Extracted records
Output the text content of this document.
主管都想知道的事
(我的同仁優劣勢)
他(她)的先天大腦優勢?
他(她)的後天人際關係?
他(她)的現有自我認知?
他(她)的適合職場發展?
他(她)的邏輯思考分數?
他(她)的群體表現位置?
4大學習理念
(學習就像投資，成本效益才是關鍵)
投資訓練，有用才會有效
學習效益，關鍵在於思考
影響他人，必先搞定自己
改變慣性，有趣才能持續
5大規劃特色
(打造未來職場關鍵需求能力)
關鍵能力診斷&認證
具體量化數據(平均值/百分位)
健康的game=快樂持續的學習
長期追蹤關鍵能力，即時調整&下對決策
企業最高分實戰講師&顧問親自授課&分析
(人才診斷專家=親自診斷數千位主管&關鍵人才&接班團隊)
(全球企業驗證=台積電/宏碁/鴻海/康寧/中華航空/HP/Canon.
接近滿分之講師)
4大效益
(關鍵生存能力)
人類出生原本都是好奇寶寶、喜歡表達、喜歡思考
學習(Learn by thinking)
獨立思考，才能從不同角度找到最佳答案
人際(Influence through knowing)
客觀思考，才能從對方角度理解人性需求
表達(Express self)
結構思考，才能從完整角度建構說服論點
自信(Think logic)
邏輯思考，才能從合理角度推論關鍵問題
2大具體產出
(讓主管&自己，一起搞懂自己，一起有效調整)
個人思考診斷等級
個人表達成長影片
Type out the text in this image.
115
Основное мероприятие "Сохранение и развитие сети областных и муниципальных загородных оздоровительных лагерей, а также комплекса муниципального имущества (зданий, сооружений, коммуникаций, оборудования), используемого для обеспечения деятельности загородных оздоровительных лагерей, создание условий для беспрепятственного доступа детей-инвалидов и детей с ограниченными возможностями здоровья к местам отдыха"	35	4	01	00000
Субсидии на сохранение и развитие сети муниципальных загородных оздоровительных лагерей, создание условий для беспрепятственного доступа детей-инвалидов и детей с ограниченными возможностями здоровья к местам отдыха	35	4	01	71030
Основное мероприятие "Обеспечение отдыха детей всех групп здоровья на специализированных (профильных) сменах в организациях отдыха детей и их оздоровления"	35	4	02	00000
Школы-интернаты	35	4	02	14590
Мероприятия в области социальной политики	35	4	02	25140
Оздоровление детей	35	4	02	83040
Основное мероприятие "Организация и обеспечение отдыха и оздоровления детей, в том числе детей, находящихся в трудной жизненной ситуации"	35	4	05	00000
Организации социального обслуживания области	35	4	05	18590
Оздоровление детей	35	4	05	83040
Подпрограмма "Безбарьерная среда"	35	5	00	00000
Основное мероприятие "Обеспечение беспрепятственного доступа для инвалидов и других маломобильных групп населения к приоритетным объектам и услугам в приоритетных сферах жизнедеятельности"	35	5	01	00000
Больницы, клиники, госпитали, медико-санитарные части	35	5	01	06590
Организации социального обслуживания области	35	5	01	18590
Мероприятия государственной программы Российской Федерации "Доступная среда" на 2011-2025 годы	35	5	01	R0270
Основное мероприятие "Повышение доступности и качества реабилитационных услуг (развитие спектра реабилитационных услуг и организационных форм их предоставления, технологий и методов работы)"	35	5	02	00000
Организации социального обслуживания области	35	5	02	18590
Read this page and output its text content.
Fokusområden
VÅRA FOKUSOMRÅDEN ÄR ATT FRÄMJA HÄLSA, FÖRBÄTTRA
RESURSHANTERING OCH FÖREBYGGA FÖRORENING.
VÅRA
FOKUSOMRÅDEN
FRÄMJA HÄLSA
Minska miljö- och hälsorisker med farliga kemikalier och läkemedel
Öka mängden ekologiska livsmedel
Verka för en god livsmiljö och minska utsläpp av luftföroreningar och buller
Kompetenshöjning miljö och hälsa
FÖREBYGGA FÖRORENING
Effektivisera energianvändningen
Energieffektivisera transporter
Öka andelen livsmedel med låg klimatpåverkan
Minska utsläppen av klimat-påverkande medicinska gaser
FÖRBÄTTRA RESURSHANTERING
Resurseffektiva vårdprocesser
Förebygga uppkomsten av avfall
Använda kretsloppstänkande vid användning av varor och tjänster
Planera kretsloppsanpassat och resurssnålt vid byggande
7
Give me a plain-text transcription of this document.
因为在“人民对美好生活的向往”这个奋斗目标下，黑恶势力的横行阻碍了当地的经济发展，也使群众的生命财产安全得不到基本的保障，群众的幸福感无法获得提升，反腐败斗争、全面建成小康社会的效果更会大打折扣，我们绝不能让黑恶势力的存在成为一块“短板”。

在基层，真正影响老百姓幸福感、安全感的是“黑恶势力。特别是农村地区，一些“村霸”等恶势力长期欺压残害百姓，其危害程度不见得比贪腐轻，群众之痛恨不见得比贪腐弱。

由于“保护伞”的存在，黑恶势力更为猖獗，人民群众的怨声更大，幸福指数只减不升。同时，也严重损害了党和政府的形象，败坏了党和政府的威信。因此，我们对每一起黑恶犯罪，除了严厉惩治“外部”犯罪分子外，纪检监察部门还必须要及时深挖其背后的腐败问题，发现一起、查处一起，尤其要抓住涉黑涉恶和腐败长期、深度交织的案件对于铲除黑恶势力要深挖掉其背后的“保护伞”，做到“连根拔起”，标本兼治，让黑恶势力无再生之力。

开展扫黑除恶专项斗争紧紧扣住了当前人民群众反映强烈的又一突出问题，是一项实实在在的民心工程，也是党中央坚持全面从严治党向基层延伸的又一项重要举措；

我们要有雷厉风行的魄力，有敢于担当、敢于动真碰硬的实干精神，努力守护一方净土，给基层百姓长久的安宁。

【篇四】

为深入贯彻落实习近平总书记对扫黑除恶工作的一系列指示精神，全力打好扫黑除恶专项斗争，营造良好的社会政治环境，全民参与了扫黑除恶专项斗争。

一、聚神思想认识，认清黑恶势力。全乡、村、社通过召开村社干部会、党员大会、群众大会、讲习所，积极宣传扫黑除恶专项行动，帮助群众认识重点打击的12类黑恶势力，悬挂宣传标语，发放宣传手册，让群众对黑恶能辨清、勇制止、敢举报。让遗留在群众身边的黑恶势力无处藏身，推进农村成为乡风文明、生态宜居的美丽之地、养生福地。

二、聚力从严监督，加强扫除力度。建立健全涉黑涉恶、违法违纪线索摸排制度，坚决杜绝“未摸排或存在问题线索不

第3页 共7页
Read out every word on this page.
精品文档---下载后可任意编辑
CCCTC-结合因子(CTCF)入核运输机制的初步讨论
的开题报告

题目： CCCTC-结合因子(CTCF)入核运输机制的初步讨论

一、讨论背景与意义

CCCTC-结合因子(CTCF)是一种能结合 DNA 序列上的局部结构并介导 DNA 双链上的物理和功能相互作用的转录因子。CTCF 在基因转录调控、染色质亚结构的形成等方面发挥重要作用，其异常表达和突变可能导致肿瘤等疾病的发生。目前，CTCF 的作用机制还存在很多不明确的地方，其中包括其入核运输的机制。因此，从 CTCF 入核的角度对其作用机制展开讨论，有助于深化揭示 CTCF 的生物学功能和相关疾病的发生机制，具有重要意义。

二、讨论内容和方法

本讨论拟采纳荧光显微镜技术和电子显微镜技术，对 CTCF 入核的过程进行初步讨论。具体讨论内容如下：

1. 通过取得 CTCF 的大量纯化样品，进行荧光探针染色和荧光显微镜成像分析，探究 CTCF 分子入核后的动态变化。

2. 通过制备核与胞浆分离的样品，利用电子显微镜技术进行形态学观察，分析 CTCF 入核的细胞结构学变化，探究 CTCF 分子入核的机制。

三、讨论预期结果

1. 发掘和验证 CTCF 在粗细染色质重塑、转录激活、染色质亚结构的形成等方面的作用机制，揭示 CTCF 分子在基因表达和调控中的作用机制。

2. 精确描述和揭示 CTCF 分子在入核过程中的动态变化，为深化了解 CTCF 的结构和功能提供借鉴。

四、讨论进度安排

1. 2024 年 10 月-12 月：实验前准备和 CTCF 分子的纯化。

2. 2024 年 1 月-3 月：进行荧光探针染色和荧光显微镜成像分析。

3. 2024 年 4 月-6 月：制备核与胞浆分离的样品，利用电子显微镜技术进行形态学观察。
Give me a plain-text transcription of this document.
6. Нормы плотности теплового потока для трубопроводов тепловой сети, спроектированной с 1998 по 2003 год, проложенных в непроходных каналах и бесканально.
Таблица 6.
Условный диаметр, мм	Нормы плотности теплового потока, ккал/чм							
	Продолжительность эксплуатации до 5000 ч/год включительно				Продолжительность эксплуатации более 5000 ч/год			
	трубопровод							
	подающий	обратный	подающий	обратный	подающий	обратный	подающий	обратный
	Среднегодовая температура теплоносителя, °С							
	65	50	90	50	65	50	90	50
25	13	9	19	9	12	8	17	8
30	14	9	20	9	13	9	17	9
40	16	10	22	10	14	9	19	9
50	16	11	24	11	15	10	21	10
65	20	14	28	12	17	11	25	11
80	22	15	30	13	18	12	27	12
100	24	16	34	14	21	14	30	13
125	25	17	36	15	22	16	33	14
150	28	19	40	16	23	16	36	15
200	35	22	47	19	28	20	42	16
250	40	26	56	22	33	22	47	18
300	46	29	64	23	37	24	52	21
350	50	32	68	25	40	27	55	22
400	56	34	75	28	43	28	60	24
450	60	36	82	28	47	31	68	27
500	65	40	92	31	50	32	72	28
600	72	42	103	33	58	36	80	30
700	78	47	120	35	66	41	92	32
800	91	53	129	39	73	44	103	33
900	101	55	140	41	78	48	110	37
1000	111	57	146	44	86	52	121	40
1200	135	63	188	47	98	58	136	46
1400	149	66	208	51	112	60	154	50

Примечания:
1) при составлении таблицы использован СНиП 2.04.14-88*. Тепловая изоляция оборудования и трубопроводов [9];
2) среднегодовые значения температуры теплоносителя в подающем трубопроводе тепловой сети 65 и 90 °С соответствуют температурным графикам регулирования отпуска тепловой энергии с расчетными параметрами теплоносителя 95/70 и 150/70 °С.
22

Work to complete
All lines of the data above that include the word "инвалидов" must be shown.

Response
Основное мероприятие "Сохранение и развитие сети областных и муниципальных загородных оздоровительных лагерей, а также комплекса муниципального имущества (зданий, сооружений, коммуникаций, оборудования), используемого для обеспечения деятельности загородных оздоровительных лагерей, создание условий для беспрепятственного доступа детей-инвалидов и детей с ограниченными возможностями здоровья к местам отдыха"	35	4	01	00000
Субсидии на сохранение и развитие сети муниципальных загородных оздоровительных лагерей, создание условий для беспрепятственного доступа детей-инвалидов и детей с ограниченными возможностями здоровья к местам отдыха	35	4	01	71030
Основное мероприятие "Обеспечение беспрепятственного доступа для инвалидов и других маломобильных групп населения к приоритетным объектам и услугам в приоритетных сферах жизнедеятельности"	35	5	01	00000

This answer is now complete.